___ Data records ___
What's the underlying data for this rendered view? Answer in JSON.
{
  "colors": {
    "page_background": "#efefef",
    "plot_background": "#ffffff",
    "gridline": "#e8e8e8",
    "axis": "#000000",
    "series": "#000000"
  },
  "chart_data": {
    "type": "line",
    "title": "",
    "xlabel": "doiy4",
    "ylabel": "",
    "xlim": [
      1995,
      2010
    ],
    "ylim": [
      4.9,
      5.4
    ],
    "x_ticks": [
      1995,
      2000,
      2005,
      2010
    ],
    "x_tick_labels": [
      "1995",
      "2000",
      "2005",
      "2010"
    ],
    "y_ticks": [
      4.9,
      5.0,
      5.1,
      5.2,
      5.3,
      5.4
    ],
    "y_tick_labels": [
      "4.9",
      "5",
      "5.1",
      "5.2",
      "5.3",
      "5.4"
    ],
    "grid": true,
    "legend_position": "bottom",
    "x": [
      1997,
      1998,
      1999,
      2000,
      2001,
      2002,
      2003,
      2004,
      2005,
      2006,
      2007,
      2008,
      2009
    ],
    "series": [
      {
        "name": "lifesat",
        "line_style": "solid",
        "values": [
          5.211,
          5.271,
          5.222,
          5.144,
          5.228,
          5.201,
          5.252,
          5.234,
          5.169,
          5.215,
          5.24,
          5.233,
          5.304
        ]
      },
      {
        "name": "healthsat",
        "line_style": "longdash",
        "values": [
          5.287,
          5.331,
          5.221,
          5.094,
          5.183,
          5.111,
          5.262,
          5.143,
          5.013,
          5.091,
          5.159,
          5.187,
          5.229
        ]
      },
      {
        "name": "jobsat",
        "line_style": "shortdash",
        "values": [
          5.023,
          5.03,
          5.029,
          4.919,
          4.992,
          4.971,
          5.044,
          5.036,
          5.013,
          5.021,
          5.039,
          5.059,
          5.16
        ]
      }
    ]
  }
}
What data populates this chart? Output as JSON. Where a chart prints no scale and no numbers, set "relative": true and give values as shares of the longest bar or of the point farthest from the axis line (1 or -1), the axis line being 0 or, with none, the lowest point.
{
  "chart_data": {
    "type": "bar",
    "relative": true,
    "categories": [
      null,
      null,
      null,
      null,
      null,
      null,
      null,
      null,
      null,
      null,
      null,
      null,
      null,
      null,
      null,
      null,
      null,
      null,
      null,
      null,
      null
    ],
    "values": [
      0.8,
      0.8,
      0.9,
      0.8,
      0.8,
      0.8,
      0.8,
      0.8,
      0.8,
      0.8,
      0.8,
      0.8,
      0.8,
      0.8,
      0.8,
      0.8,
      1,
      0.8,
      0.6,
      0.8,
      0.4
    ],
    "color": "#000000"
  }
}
___
- Your instructions
Return the material exactly as it stands.

- Response
What's the underlying data for this rendered view? Answer in JSON.
{
  "colors": {
    "page_background": "#efefef",
    "plot_background": "#ffffff",
    "gridline": "#e8e8e8",
    "axis": "#000000",
    "series": "#000000"
  },
  "chart_data": {
    "type": "line",
    "title": "",
    "xlabel": "doiy4",
    "ylabel": "",
    "xlim": [
      1995,
      2010
    ],
    "ylim": [
      4.9,
      5.4
    ],
    "x_ticks": [
      1995,
      2000,
      2005,
      2010
    ],
    "x_tick_labels": [
      "1995",
      "2000",
      "2005",
      "2010"
    ],
    "y_ticks": [
      4.9,
      5.0,
      5.1,
      5.2,
      5.3,
      5.4
    ],
    "y_tick_labels": [
      "4.9",
      "5",
      "5.1",
      "5.2",
      "5.3",
      "5.4"
    ],
    "grid": true,
    "legend_position": "bottom",
    "x": [
      1997,
      1998,
      1999,
      2000,
      2001,
      2002,
      2003,
      2004,
      2005,
      2006,
      2007,
      2008,
      2009
    ],
    "series": [
      {
        "name": "lifesat",
        "line_style": "solid",
        "values": [
          5.211,
          5.271,
          5.222,
          5.144,
          5.228,
          5.201,
          5.252,
          5.234,
          5.169,
          5.215,
          5.24,
          5.233,
          5.304
        ]
      },
      {
        "name": "healthsat",
        "line_style": "longdash",
        "values": [
          5.287,
          5.331,
          5.221,
          5.094,
          5.183,
          5.111,
          5.262,
          5.143,
          5.013,
          5.091,
          5.159,
          5.187,
          5.229
        ]
      },
      {
        "name": "jobsat",
        "line_style": "shortdash",
        "values": [
          5.023,
          5.03,
          5.029,
          4.919,
          4.992,
          4.971,
          5.044,
          5.036,
          5.013,
          5.021,
          5.039,
          5.059,
          5.16
        ]
      }
    ]
  }
}
What data populates this chart? Output as JSON. Where a chart prints no scale and no numbers, set "relative": true and give values as shares of the longest bar or of the point farthest from the axis line (1 or -1), the axis line being 0 or, with none, the lowest point.
{
  "chart_data": {
    "type": "bar",
    "relative": true,
    "categories": [
      null,
      null,
      null,
      null,
      null,
      null,
      null,
      null,
      null,
      null,
      null,
      null,
      null,
      null,
      null,
      null,
      null,
      null,
      null,
      null,
      null
    ],
    "values": [
      0.8,
      0.8,
      0.9,
      0.8,
      0.8,
      0.8,
      0.8,
      0.8,
      0.8,
      0.8,
      0.8,
      0.8,
      0.8,
      0.8,
      0.8,
      0.8,
      1,
      0.8,
      0.6,
      0.8,
      0.4
    ],
    "color": "#000000"
  }
}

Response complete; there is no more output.